# Given records
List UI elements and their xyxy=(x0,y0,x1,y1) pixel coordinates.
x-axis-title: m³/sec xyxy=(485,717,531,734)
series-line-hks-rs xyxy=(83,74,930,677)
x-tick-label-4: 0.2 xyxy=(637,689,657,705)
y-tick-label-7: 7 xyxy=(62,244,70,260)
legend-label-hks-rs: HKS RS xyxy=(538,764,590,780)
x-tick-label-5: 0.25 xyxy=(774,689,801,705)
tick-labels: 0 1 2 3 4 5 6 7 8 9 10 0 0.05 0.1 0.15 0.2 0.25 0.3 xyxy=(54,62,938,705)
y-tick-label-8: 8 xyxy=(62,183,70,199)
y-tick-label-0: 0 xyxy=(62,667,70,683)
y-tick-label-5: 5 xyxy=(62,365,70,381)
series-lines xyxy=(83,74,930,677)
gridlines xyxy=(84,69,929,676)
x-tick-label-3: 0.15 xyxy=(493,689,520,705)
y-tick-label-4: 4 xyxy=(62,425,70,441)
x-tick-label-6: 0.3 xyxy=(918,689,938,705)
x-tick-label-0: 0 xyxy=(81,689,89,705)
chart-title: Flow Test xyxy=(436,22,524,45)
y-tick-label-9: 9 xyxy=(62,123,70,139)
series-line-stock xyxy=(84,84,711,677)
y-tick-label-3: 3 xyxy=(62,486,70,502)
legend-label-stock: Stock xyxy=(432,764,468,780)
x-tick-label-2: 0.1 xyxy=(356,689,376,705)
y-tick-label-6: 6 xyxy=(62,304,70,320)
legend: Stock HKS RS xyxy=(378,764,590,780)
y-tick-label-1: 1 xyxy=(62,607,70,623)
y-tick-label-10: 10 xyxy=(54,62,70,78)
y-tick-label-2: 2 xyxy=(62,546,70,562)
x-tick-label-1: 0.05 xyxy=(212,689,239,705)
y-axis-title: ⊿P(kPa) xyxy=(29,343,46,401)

# What you have to do
Write out every line of the records above verbatim, changing nothing.

# Result for this exercise
List UI elements and their xyxy=(x0,y0,x1,y1) pixel coordinates.
x-axis-title: m³/sec xyxy=(485,717,531,734)
series-line-hks-rs xyxy=(83,74,930,677)
x-tick-label-4: 0.2 xyxy=(637,689,657,705)
y-tick-label-7: 7 xyxy=(62,244,70,260)
legend-label-hks-rs: HKS RS xyxy=(538,764,590,780)
x-tick-label-5: 0.25 xyxy=(774,689,801,705)
tick-labels: 0 1 2 3 4 5 6 7 8 9 10 0 0.05 0.1 0.15 0.2 0.25 0.3 xyxy=(54,62,938,705)
y-tick-label-8: 8 xyxy=(62,183,70,199)
y-tick-label-0: 0 xyxy=(62,667,70,683)
y-tick-label-5: 5 xyxy=(62,365,70,381)
series-lines xyxy=(83,74,930,677)
gridlines xyxy=(84,69,929,676)
x-tick-label-3: 0.15 xyxy=(493,689,520,705)
y-tick-label-4: 4 xyxy=(62,425,70,441)
x-tick-label-6: 0.3 xyxy=(918,689,938,705)
x-tick-label-0: 0 xyxy=(81,689,89,705)
chart-title: Flow Test xyxy=(436,22,524,45)
y-tick-label-9: 9 xyxy=(62,123,70,139)
series-line-stock xyxy=(84,84,711,677)
y-tick-label-3: 3 xyxy=(62,486,70,502)
legend-label-stock: Stock xyxy=(432,764,468,780)
x-tick-label-2: 0.1 xyxy=(356,689,376,705)
y-tick-label-6: 6 xyxy=(62,304,70,320)
legend: Stock HKS RS xyxy=(378,764,590,780)
y-tick-label-1: 1 xyxy=(62,607,70,623)
y-tick-label-10: 10 xyxy=(54,62,70,78)
y-tick-label-2: 2 xyxy=(62,546,70,562)
x-tick-label-1: 0.05 xyxy=(212,689,239,705)
y-axis-title: ⊿P(kPa) xyxy=(29,343,46,401)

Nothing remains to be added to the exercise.